- _Task_: Copy, from the entries below, each line in which the string "price" appears.

- _Source material_:
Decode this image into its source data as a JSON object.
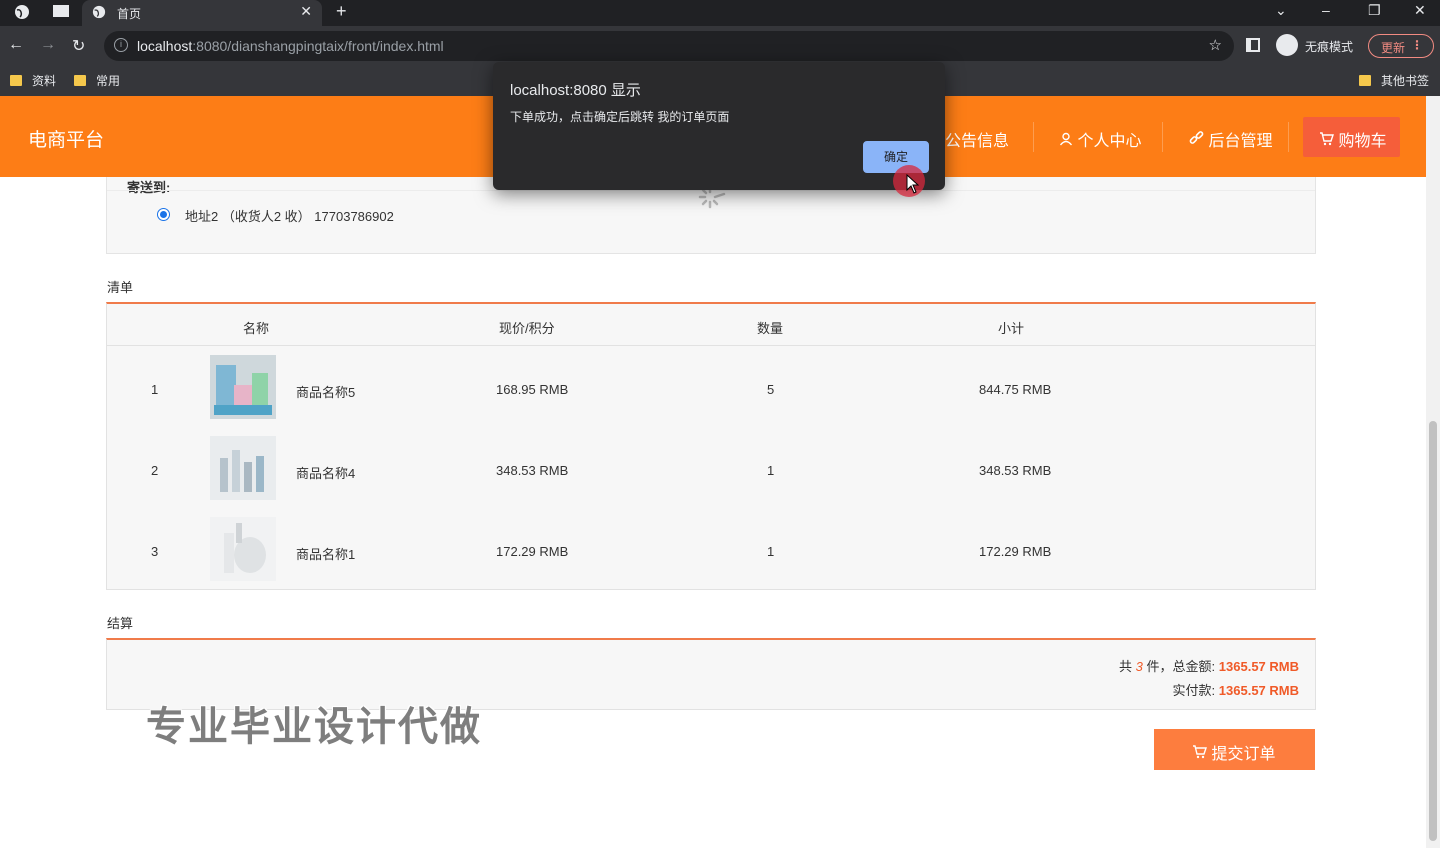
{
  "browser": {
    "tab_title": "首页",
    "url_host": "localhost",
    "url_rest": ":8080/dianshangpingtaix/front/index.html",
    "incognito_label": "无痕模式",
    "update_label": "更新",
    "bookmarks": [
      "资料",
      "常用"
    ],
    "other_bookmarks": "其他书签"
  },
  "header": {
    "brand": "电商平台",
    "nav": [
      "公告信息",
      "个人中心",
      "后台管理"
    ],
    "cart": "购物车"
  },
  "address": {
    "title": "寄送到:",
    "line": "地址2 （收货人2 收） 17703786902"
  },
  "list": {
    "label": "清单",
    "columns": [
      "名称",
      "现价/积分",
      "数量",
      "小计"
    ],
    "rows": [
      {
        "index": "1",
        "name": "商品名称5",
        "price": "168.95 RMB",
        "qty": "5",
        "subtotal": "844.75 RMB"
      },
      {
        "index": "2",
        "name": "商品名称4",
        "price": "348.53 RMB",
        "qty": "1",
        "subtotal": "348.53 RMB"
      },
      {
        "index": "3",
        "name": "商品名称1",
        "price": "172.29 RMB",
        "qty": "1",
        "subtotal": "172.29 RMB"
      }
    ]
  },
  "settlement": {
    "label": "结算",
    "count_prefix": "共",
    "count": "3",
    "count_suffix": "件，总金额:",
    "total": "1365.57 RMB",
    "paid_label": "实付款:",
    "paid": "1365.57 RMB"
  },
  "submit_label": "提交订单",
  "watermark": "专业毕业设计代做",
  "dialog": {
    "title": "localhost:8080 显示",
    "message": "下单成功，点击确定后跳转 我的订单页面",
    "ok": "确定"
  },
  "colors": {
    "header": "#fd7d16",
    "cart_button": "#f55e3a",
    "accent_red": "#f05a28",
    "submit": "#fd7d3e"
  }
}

==

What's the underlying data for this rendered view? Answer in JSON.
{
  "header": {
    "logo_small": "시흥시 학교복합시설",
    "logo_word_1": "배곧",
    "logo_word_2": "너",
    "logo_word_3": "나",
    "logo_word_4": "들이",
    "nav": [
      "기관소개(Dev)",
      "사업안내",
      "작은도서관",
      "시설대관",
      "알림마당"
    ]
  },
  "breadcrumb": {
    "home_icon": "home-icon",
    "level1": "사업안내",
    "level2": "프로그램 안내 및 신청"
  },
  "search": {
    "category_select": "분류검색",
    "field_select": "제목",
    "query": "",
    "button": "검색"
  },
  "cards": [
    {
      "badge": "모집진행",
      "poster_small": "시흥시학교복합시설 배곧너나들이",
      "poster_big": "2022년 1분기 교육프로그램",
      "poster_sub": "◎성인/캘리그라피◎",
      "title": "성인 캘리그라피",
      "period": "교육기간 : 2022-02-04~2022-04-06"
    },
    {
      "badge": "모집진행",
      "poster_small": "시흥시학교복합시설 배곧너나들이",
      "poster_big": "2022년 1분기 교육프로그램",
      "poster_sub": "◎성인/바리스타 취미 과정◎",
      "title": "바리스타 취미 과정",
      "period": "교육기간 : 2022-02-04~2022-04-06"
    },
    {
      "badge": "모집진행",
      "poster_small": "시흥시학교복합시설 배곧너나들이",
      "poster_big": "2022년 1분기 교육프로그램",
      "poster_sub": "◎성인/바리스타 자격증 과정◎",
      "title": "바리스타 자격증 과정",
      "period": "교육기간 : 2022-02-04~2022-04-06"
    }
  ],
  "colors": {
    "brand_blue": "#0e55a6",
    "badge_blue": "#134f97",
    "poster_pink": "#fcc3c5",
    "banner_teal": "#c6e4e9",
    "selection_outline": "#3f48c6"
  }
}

- _Response to this task_:
        "price": "168.95 RMB",
        "price": "348.53 RMB",
        "price": "172.29 RMB",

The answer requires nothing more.